Set problem » Keep only the lines of the data below that contain "betalaktamer", and copy them.

Data for this task »
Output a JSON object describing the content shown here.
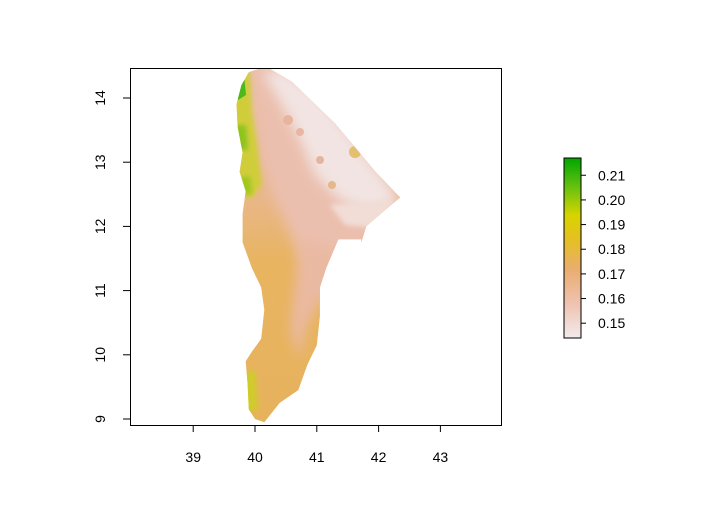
{
  "map": {
    "x_axis": {
      "ticks": [
        "39",
        "40",
        "41",
        "42",
        "43"
      ],
      "tick_values": [
        39,
        40,
        41,
        42,
        43
      ],
      "range": [
        38.0,
        44.0
      ]
    },
    "y_axis": {
      "ticks": [
        "9",
        "10",
        "11",
        "12",
        "13",
        "14"
      ],
      "tick_values": [
        9,
        10,
        11,
        12,
        13,
        14
      ],
      "range": [
        8.9,
        14.45
      ]
    },
    "raster": {
      "region_outline_lonlat": [
        [
          40.05,
          14.45
        ],
        [
          40.25,
          14.45
        ],
        [
          40.6,
          14.25
        ],
        [
          41.3,
          13.6
        ],
        [
          41.95,
          12.85
        ],
        [
          42.35,
          12.45
        ],
        [
          42.1,
          12.25
        ],
        [
          41.8,
          12.0
        ],
        [
          41.72,
          11.75
        ],
        [
          41.72,
          11.8
        ],
        [
          41.35,
          11.8
        ],
        [
          41.15,
          11.35
        ],
        [
          41.05,
          11.05
        ],
        [
          41.05,
          10.6
        ],
        [
          41.0,
          10.15
        ],
        [
          40.85,
          9.85
        ],
        [
          40.7,
          9.45
        ],
        [
          40.4,
          9.25
        ],
        [
          40.15,
          8.95
        ],
        [
          40.0,
          9.0
        ],
        [
          39.9,
          9.15
        ],
        [
          39.88,
          9.55
        ],
        [
          39.85,
          9.9
        ],
        [
          39.95,
          10.05
        ],
        [
          40.1,
          10.25
        ],
        [
          40.15,
          10.7
        ],
        [
          40.1,
          11.05
        ],
        [
          39.95,
          11.35
        ],
        [
          39.8,
          11.75
        ],
        [
          39.8,
          12.2
        ],
        [
          39.85,
          12.55
        ],
        [
          39.75,
          12.85
        ],
        [
          39.8,
          13.15
        ],
        [
          39.72,
          13.55
        ],
        [
          39.7,
          13.9
        ],
        [
          39.78,
          14.2
        ],
        [
          39.9,
          14.4
        ]
      ],
      "color_stops": [
        "#f2e6e6",
        "#eebfa8",
        "#e5b55a",
        "#d6d100",
        "#5cbf12",
        "#00a600"
      ]
    },
    "legend": {
      "labels": [
        "0.21",
        "0.20",
        "0.19",
        "0.18",
        "0.17",
        "0.16",
        "0.15"
      ],
      "values": [
        0.21,
        0.2,
        0.19,
        0.18,
        0.17,
        0.16,
        0.15
      ],
      "range": [
        0.144,
        0.217
      ],
      "colors": [
        "#00a600",
        "#22ac06",
        "#63c10e",
        "#d1d400",
        "#e6c120",
        "#e8ad68",
        "#f0c2ac",
        "#f2ebeb"
      ]
    }
  }
}
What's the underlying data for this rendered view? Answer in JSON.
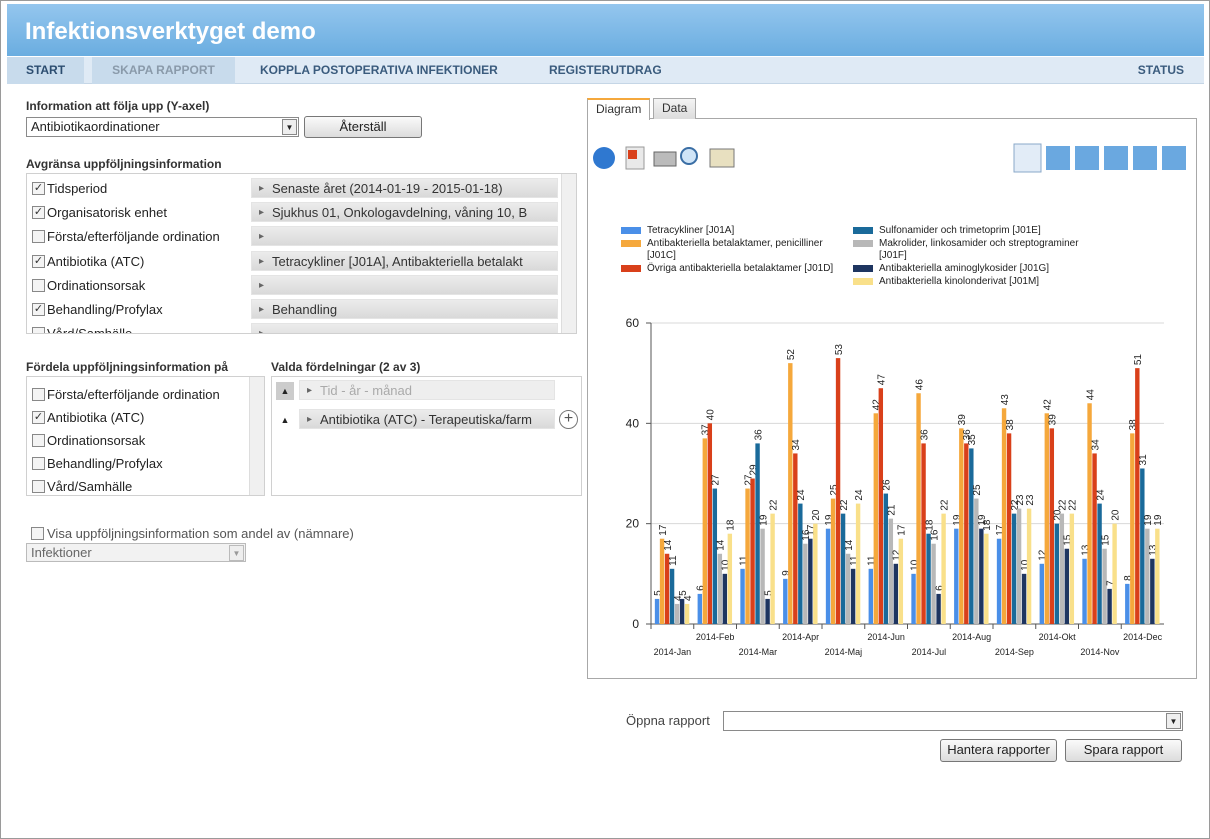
{
  "header": {
    "title": "Infektionsverktyget demo"
  },
  "nav": [
    "START",
    "SKAPA RAPPORT",
    "KOPPLA POSTOPERATIVA INFEKTIONER",
    "REGISTERUTDRAG",
    "STATUS"
  ],
  "yaxis_section": {
    "label": "Information att följa upp (Y-axel)",
    "select": "Antibiotikaordinationer",
    "reset_button": "Återställ"
  },
  "filter_section": {
    "label": "Avgränsa uppföljningsinformation",
    "options": [
      {
        "label": "Tidsperiod",
        "checked": true,
        "selection": "Senaste året (2014-01-19 - 2015-01-18)"
      },
      {
        "label": "Organisatorisk enhet",
        "checked": true,
        "selection": "Sjukhus 01, Onkologavdelning, våning 10, B"
      },
      {
        "label": "Första/efterföljande ordination",
        "checked": false
      },
      {
        "label": "Antibiotika (ATC)",
        "checked": true,
        "selection": "Tetracykliner [J01A], Antibakteriella betalakt"
      },
      {
        "label": "Ordinationsorsak",
        "checked": false
      },
      {
        "label": "Behandling/Profylax",
        "checked": true,
        "selection": "Behandling"
      },
      {
        "label": "Vård/Samhälle",
        "checked": false
      }
    ]
  },
  "distribute_section": {
    "label": "Fördela uppföljningsinformation på",
    "options": [
      {
        "label": "Första/efterföljande ordination",
        "checked": false
      },
      {
        "label": "Antibiotika (ATC)",
        "checked": true
      },
      {
        "label": "Ordinationsorsak",
        "checked": false
      },
      {
        "label": "Behandling/Profylax",
        "checked": false
      },
      {
        "label": "Vård/Samhälle",
        "checked": false
      }
    ],
    "chosen_label": "Valda fördelningar (2 av 3)",
    "chosen": [
      {
        "text": "Tid - år - månad",
        "enabled": false
      },
      {
        "text": "Antibiotika (ATC) - Terapeutiska/farm",
        "enabled": true
      }
    ]
  },
  "denominator": {
    "label": "Visa uppföljningsinformation som andel av (nämnare)",
    "checked": false,
    "select": "Infektioner"
  },
  "tabs": [
    "Diagram",
    "Data"
  ],
  "chart_data": {
    "type": "bar",
    "categories": [
      "2014-Jan",
      "2014-Feb",
      "2014-Mar",
      "2014-Apr",
      "2014-Maj",
      "2014-Jun",
      "2014-Jul",
      "2014-Aug",
      "2014-Sep",
      "2014-Okt",
      "2014-Nov",
      "2014-Dec"
    ],
    "series": [
      {
        "name": "Tetracykliner [J01A]",
        "color": "#4a8fe8",
        "values": [
          5,
          6,
          11,
          9,
          19,
          11,
          10,
          19,
          17,
          12,
          13,
          8
        ]
      },
      {
        "name": "Antibakteriella betalaktamer, penicilliner [J01C]",
        "color": "#f5a83c",
        "values": [
          17,
          37,
          27,
          52,
          25,
          42,
          46,
          39,
          43,
          42,
          44,
          38
        ]
      },
      {
        "name": "Övriga antibakteriella betalaktamer [J01D]",
        "color": "#d9401a",
        "values": [
          14,
          40,
          29,
          34,
          53,
          47,
          36,
          36,
          38,
          39,
          34,
          51
        ]
      },
      {
        "name": "Sulfonamider och trimetoprim [J01E]",
        "color": "#1a6a9a",
        "values": [
          11,
          27,
          36,
          24,
          22,
          26,
          18,
          35,
          22,
          20,
          24,
          31
        ]
      },
      {
        "name": "Makrolider, linkosamider och streptograminer [J01F]",
        "color": "#b8b8b8",
        "values": [
          4,
          14,
          19,
          16,
          14,
          21,
          16,
          25,
          23,
          22,
          15,
          19
        ]
      },
      {
        "name": "Antibakteriella aminoglykosider [J01G]",
        "color": "#1e3560",
        "values": [
          5,
          10,
          5,
          17,
          11,
          12,
          6,
          19,
          10,
          15,
          7,
          13
        ]
      },
      {
        "name": "Antibakteriella kinolonderivat [J01M]",
        "color": "#f9e08a",
        "values": [
          4,
          18,
          22,
          20,
          24,
          17,
          22,
          18,
          23,
          22,
          20,
          19
        ]
      }
    ],
    "ylim": [
      0,
      60
    ],
    "yticks": [
      0,
      20,
      40,
      60
    ],
    "grid": true
  },
  "report": {
    "label": "Öppna rapport",
    "buttons": [
      "Hantera rapporter",
      "Spara rapport"
    ]
  }
}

The solution »
        "name": "Antibakteriella betalaktamer, penicilliner [J01C]",
        "name": "Övriga antibakteriella betalaktamer [J01D]",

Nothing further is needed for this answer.